**Dataset items:**
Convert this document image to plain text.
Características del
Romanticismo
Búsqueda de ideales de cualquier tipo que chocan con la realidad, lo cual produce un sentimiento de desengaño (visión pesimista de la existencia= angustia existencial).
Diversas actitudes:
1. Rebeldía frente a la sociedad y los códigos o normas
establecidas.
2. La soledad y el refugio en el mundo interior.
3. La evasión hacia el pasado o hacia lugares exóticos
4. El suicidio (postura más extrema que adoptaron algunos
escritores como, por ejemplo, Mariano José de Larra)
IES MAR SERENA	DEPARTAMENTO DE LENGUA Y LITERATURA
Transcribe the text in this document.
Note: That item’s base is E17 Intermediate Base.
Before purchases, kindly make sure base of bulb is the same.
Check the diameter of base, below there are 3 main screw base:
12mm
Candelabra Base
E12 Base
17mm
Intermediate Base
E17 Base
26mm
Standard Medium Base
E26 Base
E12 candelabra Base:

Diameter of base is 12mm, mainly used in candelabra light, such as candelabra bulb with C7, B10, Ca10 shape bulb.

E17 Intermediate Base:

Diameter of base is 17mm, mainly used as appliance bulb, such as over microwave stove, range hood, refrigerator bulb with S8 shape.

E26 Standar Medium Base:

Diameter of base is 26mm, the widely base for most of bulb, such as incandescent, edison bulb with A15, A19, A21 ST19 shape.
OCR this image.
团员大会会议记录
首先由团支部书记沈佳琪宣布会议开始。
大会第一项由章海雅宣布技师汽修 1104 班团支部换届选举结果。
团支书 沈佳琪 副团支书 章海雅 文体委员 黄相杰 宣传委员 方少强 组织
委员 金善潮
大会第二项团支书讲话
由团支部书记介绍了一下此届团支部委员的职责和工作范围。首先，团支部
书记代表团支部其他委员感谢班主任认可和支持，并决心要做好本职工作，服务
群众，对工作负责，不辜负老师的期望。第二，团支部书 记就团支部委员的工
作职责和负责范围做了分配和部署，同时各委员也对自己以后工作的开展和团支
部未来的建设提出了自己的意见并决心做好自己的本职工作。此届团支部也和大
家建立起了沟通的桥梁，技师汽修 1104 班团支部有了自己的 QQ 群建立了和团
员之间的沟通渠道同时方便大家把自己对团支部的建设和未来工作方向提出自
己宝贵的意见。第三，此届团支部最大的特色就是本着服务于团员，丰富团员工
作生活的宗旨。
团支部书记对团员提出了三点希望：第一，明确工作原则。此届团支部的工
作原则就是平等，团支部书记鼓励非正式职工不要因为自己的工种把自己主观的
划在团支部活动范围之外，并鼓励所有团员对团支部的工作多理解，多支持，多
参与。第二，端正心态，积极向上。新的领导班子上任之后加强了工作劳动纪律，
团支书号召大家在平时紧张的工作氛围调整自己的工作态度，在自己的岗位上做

**Description of the task:** From the line holding "OCR this image." to the last line of the records, quote each line exactly and add nothing.

**Response to the task:**
OCR this image.
团员大会会议记录
首先由团支部书记沈佳琪宣布会议开始。
大会第一项由章海雅宣布技师汽修 1104 班团支部换届选举结果。
团支书 沈佳琪 副团支书 章海雅 文体委员 黄相杰 宣传委员 方少强 组织
委员 金善潮
大会第二项团支书讲话
由团支部书记介绍了一下此届团支部委员的职责和工作范围。首先，团支部
书记代表团支部其他委员感谢班主任认可和支持，并决心要做好本职工作，服务
群众，对工作负责，不辜负老师的期望。第二，团支部书 记就团支部委员的工
作职责和负责范围做了分配和部署，同时各委员也对自己以后工作的开展和团支
部未来的建设提出了自己的意见并决心做好自己的本职工作。此届团支部也和大
家建立起了沟通的桥梁，技师汽修 1104 班团支部有了自己的 QQ 群建立了和团
员之间的沟通渠道同时方便大家把自己对团支部的建设和未来工作方向提出自
己宝贵的意见。第三，此届团支部最大的特色就是本着服务于团员，丰富团员工
作生活的宗旨。
团支部书记对团员提出了三点希望：第一，明确工作原则。此届团支部的工
作原则就是平等，团支部书记鼓励非正式职工不要因为自己的工种把自己主观的
划在团支部活动范围之外，并鼓励所有团员对团支部的工作多理解，多支持，多
参与。第二，端正心态，积极向上。新的领导班子上任之后加强了工作劳动纪律，
团支书号召大家在平时紧张的工作氛围调整自己的工作态度，在自己的岗位上做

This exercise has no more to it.